PROBLEM DESCRIPTION - Present the following data again exactly as it is shown.

═════ INPUT RECORDS

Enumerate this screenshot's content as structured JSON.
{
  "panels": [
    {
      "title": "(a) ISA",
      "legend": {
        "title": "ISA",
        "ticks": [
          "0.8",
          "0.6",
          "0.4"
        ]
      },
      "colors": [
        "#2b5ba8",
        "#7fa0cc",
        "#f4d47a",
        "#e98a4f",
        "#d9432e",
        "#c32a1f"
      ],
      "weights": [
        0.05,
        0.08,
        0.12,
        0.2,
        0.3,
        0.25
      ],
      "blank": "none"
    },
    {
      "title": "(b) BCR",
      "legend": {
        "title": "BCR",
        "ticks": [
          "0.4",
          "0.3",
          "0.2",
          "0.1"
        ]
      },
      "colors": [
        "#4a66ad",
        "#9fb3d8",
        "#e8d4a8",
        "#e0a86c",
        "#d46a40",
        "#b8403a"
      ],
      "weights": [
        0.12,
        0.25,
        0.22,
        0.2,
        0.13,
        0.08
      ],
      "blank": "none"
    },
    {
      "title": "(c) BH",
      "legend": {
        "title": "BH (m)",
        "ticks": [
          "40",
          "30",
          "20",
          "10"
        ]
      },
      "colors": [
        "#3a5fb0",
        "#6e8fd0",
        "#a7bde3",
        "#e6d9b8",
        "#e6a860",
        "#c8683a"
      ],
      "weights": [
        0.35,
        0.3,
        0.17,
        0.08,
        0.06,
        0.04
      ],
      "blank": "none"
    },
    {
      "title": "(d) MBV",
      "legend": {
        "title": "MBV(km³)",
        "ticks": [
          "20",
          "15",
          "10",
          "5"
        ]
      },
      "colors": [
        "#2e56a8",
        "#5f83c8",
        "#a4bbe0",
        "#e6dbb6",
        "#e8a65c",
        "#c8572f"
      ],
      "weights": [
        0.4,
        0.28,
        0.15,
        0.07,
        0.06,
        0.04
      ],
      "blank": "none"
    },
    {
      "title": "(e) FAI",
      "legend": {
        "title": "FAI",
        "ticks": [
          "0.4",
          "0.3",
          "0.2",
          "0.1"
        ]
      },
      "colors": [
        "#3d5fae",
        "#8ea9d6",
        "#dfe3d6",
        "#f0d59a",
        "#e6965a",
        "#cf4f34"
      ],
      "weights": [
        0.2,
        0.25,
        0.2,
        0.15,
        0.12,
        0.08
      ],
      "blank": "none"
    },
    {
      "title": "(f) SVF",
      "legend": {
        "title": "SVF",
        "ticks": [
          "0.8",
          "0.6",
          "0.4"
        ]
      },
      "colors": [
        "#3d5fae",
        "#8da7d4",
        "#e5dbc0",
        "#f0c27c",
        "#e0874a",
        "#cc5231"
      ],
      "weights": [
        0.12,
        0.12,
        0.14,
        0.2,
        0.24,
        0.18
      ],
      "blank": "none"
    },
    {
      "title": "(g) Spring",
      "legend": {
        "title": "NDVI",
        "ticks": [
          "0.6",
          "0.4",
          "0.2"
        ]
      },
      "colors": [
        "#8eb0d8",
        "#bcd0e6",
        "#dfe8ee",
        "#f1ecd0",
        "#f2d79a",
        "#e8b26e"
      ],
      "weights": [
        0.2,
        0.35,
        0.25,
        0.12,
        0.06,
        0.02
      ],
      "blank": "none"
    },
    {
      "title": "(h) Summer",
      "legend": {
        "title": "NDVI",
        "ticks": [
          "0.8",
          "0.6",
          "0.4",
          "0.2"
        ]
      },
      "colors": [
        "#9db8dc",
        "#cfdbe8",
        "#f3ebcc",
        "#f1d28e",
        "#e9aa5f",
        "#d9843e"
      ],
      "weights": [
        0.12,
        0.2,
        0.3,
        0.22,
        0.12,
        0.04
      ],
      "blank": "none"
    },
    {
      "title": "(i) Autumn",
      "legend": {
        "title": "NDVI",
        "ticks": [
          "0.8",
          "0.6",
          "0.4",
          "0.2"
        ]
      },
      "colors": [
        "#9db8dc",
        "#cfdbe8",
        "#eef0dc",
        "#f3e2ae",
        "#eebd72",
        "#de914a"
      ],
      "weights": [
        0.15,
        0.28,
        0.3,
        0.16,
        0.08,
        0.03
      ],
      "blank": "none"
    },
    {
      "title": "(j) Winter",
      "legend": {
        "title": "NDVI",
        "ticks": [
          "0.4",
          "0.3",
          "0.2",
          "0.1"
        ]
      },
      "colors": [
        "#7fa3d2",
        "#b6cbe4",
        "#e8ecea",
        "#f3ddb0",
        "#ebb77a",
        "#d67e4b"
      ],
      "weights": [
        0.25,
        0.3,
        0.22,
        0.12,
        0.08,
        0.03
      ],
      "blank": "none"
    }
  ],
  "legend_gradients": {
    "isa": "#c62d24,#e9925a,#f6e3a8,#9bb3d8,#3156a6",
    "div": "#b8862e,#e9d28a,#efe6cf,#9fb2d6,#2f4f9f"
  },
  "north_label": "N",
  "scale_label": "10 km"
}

══════════

ANSWER TO THE PROBLEM -
Enumerate this screenshot's content as structured JSON.
{
  "panels": [
    {
      "title": "(a) ISA",
      "legend": {
        "title": "ISA",
        "ticks": [
          "0.8",
          "0.6",
          "0.4"
        ]
      },
      "colors": [
        "#2b5ba8",
        "#7fa0cc",
        "#f4d47a",
        "#e98a4f",
        "#d9432e",
        "#c32a1f"
      ],
      "weights": [
        0.05,
        0.08,
        0.12,
        0.2,
        0.3,
        0.25
      ],
      "blank": "none"
    },
    {
      "title": "(b) BCR",
      "legend": {
        "title": "BCR",
        "ticks": [
          "0.4",
          "0.3",
          "0.2",
          "0.1"
        ]
      },
      "colors": [
        "#4a66ad",
        "#9fb3d8",
        "#e8d4a8",
        "#e0a86c",
        "#d46a40",
        "#b8403a"
      ],
      "weights": [
        0.12,
        0.25,
        0.22,
        0.2,
        0.13,
        0.08
      ],
      "blank": "none"
    },
    {
      "title": "(c) BH",
      "legend": {
        "title": "BH (m)",
        "ticks": [
          "40",
          "30",
          "20",
          "10"
        ]
      },
      "colors": [
        "#3a5fb0",
        "#6e8fd0",
        "#a7bde3",
        "#e6d9b8",
        "#e6a860",
        "#c8683a"
      ],
      "weights": [
        0.35,
        0.3,
        0.17,
        0.08,
        0.06,
        0.04
      ],
      "blank": "none"
    },
    {
      "title": "(d) MBV",
      "legend": {
        "title": "MBV(km³)",
        "ticks": [
          "20",
          "15",
          "10",
          "5"
        ]
      },
      "colors": [
        "#2e56a8",
        "#5f83c8",
        "#a4bbe0",
        "#e6dbb6",
        "#e8a65c",
        "#c8572f"
      ],
      "weights": [
        0.4,
        0.28,
        0.15,
        0.07,
        0.06,
        0.04
      ],
      "blank": "none"
    },
    {
      "title": "(e) FAI",
      "legend": {
        "title": "FAI",
        "ticks": [
          "0.4",
          "0.3",
          "0.2",
          "0.1"
        ]
      },
      "colors": [
        "#3d5fae",
        "#8ea9d6",
        "#dfe3d6",
        "#f0d59a",
        "#e6965a",
        "#cf4f34"
      ],
      "weights": [
        0.2,
        0.25,
        0.2,
        0.15,
        0.12,
        0.08
      ],
      "blank": "none"
    },
    {
      "title": "(f) SVF",
      "legend": {
        "title": "SVF",
        "ticks": [
          "0.8",
          "0.6",
          "0.4"
        ]
      },
      "colors": [
        "#3d5fae",
        "#8da7d4",
        "#e5dbc0",
        "#f0c27c",
        "#e0874a",
        "#cc5231"
      ],
      "weights": [
        0.12,
        0.12,
        0.14,
        0.2,
        0.24,
        0.18
      ],
      "blank": "none"
    },
    {
      "title": "(g) Spring",
      "legend": {
        "title": "NDVI",
        "ticks": [
          "0.6",
          "0.4",
          "0.2"
        ]
      },
      "colors": [
        "#8eb0d8",
        "#bcd0e6",
        "#dfe8ee",
        "#f1ecd0",
        "#f2d79a",
        "#e8b26e"
      ],
      "weights": [
        0.2,
        0.35,
        0.25,
        0.12,
        0.06,
        0.02
      ],
      "blank": "none"
    },
    {
      "title": "(h) Summer",
      "legend": {
        "title": "NDVI",
        "ticks": [
          "0.8",
          "0.6",
          "0.4",
          "0.2"
        ]
      },
      "colors": [
        "#9db8dc",
        "#cfdbe8",
        "#f3ebcc",
        "#f1d28e",
        "#e9aa5f",
        "#d9843e"
      ],
      "weights": [
        0.12,
        0.2,
        0.3,
        0.22,
        0.12,
        0.04
      ],
      "blank": "none"
    },
    {
      "title": "(i) Autumn",
      "legend": {
        "title": "NDVI",
        "ticks": [
          "0.8",
          "0.6",
          "0.4",
          "0.2"
        ]
      },
      "colors": [
        "#9db8dc",
        "#cfdbe8",
        "#eef0dc",
        "#f3e2ae",
        "#eebd72",
        "#de914a"
      ],
      "weights": [
        0.15,
        0.28,
        0.3,
        0.16,
        0.08,
        0.03
      ],
      "blank": "none"
    },
    {
      "title": "(j) Winter",
      "legend": {
        "title": "NDVI",
        "ticks": [
          "0.4",
          "0.3",
          "0.2",
          "0.1"
        ]
      },
      "colors": [
        "#7fa3d2",
        "#b6cbe4",
        "#e8ecea",
        "#f3ddb0",
        "#ebb77a",
        "#d67e4b"
      ],
      "weights": [
        0.25,
        0.3,
        0.22,
        0.12,
        0.08,
        0.03
      ],
      "blank": "none"
    }
  ],
  "legend_gradients": {
    "isa": "#c62d24,#e9925a,#f6e3a8,#9bb3d8,#3156a6",
    "div": "#b8862e,#e9d28a,#efe6cf,#9fb2d6,#2f4f9f"
  },
  "north_label": "N",
  "scale_label": "10 km"
}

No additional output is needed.